**Set task**. Give the total number of lines with the word "Standard" in them, and no other words.

**Information supplied**.
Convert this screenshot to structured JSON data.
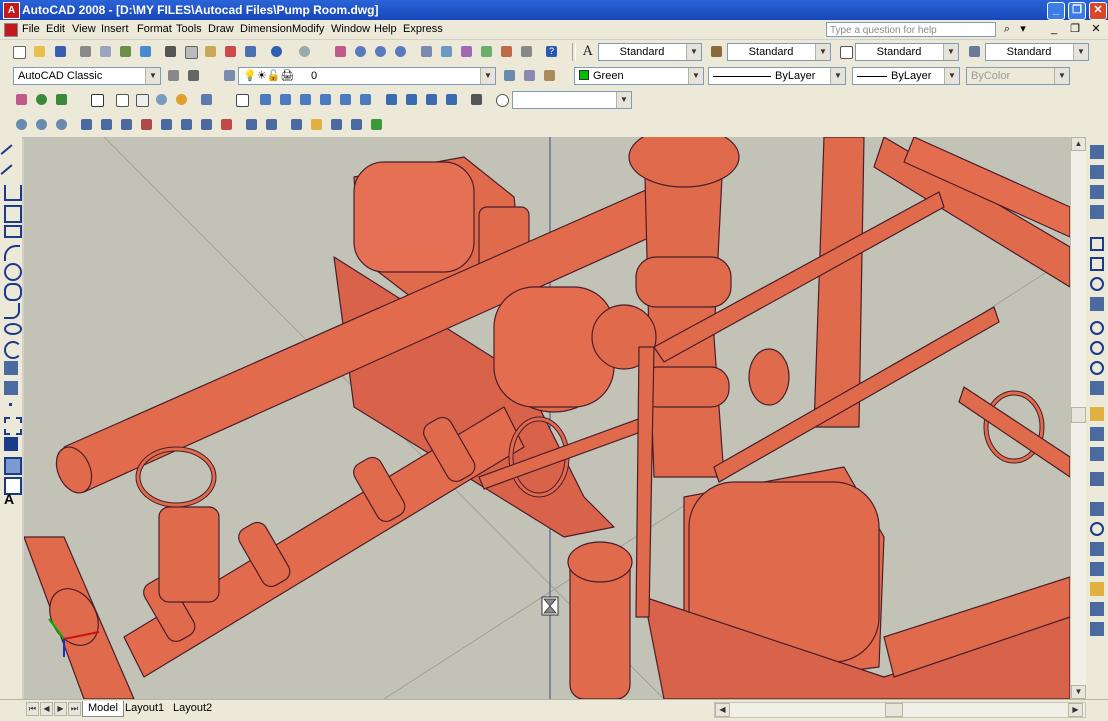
{
  "window": {
    "title": "AutoCAD 2008 - [D:\\MY FILES\\Autocad Files\\Pump Room.dwg]",
    "app_icon_letter": "A",
    "minimize": "_",
    "restore": "❐",
    "close": "✕"
  },
  "menu": {
    "items": [
      "File",
      "Edit",
      "View",
      "Insert",
      "Format",
      "Tools",
      "Draw",
      "Dimension",
      "Modify",
      "Window",
      "Help",
      "Express"
    ],
    "help_placeholder": "Type a question for help"
  },
  "toolbar_styles": {
    "text_style": "Standard",
    "dim_style": "Standard",
    "table_style": "Standard",
    "multileader_style": "Standard"
  },
  "toolbar_layers": {
    "workspace": "AutoCAD Classic",
    "layer": "0",
    "color": "Green",
    "linetype": "ByLayer",
    "lineweight": "ByLayer",
    "plotstyle": "ByColor"
  },
  "toolbar_views": {
    "named_view": ""
  },
  "tabs": [
    "Model",
    "Layout1",
    "Layout2"
  ],
  "colors": {
    "model_fill": "#e06a4c",
    "model_edge": "#4a1e2a",
    "viewport_bg": "#c2c2b6",
    "layer_swatch": "#00c000",
    "title_bar": "#2a64d8"
  },
  "icons": {
    "ucs": "ucs-icon",
    "crosshair_cursor": "hourglass-cursor-icon"
  }
}
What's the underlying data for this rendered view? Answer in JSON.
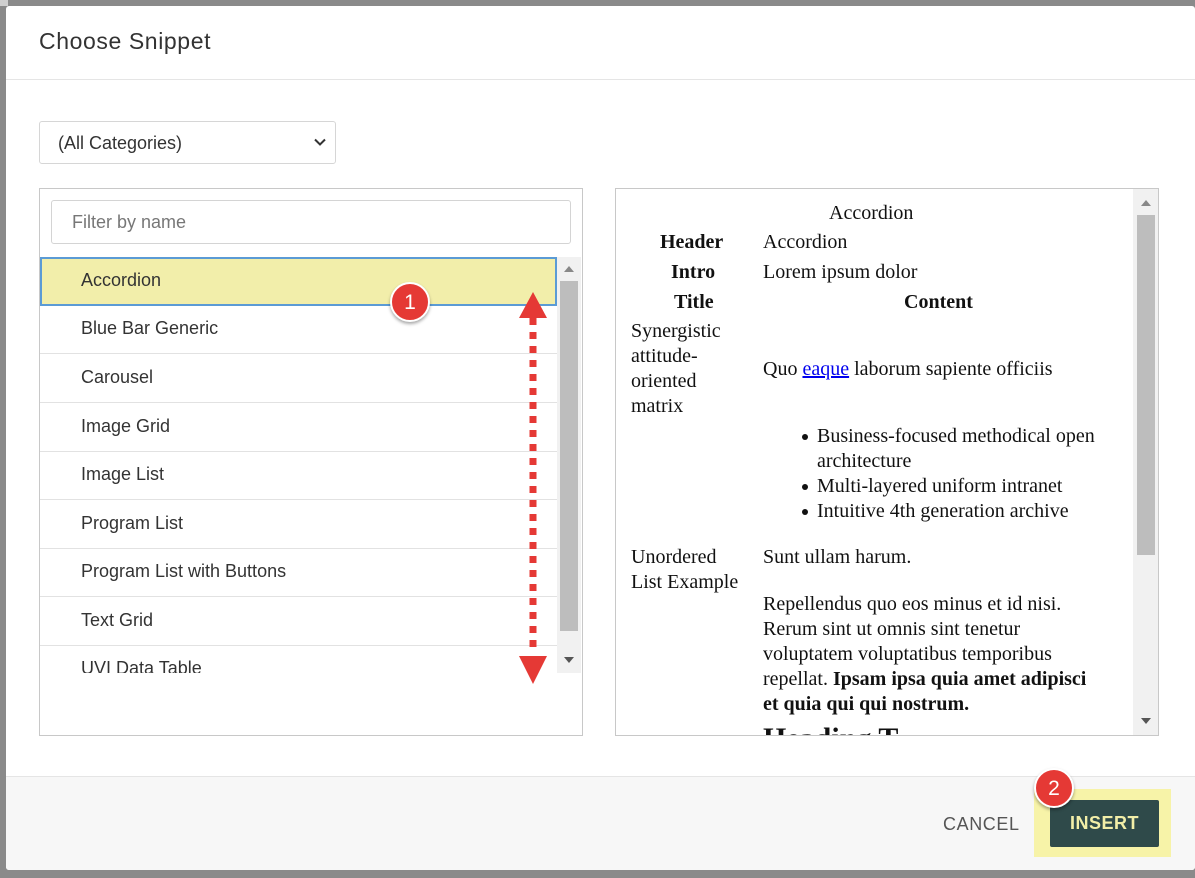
{
  "dialog": {
    "title": "Choose Snippet"
  },
  "category_select": {
    "value": "(All Categories)"
  },
  "filter": {
    "placeholder": "Filter by name"
  },
  "snippets": [
    {
      "label": "Accordion",
      "selected": true
    },
    {
      "label": "Blue Bar Generic"
    },
    {
      "label": "Carousel"
    },
    {
      "label": "Image Grid"
    },
    {
      "label": "Image List"
    },
    {
      "label": "Program List"
    },
    {
      "label": "Program List with Buttons"
    },
    {
      "label": "Text Grid"
    },
    {
      "label": "UVI Data Table"
    }
  ],
  "preview": {
    "caption": "Accordion",
    "header_label": "Header",
    "header_value": "Accordion",
    "intro_label": "Intro",
    "intro_value": "Lorem ipsum dolor",
    "col_title": "Title",
    "col_content": "Content",
    "row1_title": [
      "Synergistic",
      "attitude-",
      "oriented",
      "matrix"
    ],
    "row1_text_before": "Quo ",
    "row1_link": "eaque",
    "row1_text_after": " laborum sapiente officiis",
    "row1_bullets": [
      "Business-focused methodical open",
      "architecture",
      "Multi-layered uniform intranet",
      "Intuitive 4th generation archive"
    ],
    "row2_title": [
      "Unordered",
      "List Example"
    ],
    "row2_p1": "Sunt ullam harum.",
    "row2_p2": [
      "Repellendus quo eos minus et id nisi.",
      "Rerum sint ut omnis sint tenetur",
      "voluptatem voluptatibus temporibus",
      "repellat. "
    ],
    "row2_bold": [
      "Ipsam ipsa quia amet adipisci",
      "et quia qui qui nostrum."
    ],
    "heading_partial": "Heading T"
  },
  "footer": {
    "cancel_label": "CANCEL",
    "insert_label": "INSERT"
  },
  "annotations": [
    {
      "number": "1"
    },
    {
      "number": "2"
    }
  ],
  "colors": {
    "selected_item_bg": "#f2eeaa",
    "selected_item_border": "#5b9bd5",
    "insert_button": "#2f4a4a",
    "insert_text": "#f2eea8",
    "highlight": "#f7f3a8",
    "badge": "#e53935"
  }
}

**Response to this task**. 4